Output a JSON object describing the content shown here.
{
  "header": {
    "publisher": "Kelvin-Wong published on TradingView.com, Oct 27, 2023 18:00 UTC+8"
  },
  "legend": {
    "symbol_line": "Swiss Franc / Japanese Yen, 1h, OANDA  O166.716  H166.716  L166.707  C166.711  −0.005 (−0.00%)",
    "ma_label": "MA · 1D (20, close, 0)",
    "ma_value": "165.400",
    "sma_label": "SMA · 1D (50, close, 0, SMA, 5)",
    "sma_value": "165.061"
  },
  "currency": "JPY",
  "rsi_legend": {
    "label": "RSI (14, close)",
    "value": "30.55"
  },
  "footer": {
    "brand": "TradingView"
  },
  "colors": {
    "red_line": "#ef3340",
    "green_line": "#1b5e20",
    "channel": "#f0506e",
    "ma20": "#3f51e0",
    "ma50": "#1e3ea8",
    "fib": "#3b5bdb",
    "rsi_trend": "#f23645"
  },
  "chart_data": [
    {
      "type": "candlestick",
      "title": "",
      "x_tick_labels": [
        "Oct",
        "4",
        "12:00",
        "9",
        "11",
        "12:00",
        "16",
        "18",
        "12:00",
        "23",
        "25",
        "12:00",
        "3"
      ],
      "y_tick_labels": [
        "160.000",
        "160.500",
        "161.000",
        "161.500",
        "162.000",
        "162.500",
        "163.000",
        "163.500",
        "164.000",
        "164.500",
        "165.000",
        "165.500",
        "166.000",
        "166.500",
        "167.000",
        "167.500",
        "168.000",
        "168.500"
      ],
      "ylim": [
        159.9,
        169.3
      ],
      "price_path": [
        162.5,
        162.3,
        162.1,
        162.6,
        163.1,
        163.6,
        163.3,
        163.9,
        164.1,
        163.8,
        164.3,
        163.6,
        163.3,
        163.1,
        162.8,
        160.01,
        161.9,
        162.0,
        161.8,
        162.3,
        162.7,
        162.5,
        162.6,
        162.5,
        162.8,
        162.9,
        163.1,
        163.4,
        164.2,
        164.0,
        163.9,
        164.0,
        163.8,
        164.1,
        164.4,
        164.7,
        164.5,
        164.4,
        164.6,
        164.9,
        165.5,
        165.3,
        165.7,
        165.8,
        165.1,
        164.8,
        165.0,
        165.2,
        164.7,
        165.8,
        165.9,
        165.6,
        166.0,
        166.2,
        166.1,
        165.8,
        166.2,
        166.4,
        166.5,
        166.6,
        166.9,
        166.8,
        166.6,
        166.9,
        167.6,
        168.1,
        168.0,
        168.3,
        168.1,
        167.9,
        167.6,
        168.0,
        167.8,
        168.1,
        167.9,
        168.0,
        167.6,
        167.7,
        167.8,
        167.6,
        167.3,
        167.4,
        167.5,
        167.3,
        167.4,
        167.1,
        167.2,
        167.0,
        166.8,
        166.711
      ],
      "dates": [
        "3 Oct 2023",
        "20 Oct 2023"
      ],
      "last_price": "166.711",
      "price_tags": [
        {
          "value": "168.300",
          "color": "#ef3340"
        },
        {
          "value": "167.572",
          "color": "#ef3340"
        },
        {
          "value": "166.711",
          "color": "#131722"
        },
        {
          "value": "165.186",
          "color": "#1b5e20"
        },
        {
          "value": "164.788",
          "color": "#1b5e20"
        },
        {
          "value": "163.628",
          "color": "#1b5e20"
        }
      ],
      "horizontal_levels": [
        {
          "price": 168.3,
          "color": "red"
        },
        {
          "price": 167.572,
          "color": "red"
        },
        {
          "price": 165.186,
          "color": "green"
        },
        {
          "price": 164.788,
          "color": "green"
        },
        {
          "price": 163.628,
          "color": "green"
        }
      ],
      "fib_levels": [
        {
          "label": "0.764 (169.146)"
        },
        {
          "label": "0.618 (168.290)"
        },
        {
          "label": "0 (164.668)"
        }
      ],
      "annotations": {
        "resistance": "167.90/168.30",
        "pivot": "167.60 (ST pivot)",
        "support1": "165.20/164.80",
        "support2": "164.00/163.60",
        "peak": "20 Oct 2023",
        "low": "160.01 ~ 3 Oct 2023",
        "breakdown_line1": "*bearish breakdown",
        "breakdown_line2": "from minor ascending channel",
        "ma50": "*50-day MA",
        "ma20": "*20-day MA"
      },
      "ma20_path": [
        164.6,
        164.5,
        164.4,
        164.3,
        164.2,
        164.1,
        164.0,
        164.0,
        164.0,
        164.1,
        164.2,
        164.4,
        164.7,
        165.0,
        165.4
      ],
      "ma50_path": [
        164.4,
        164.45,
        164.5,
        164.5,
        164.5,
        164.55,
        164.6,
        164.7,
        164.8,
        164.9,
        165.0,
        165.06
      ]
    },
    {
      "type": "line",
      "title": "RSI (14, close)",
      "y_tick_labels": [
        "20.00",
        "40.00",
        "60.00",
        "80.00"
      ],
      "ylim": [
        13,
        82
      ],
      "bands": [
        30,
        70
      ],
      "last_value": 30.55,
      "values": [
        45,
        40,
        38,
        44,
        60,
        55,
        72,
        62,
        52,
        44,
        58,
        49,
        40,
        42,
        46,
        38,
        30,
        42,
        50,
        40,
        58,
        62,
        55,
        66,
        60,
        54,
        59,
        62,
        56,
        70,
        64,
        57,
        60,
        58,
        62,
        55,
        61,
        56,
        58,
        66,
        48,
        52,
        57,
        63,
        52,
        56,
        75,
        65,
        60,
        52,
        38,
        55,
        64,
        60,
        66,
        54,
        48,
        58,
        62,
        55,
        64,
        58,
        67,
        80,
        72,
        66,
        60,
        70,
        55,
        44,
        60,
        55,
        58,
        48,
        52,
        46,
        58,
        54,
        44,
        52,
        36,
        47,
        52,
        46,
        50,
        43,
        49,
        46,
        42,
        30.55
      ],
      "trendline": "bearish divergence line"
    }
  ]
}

* **TASK REQUIREMENTS**: List every line in the records above that contains the word "channel".

* **WRITTEN ANSWER**:
    "channel": "#f0506e",
        "breakdown_line2": "from minor ascending channel",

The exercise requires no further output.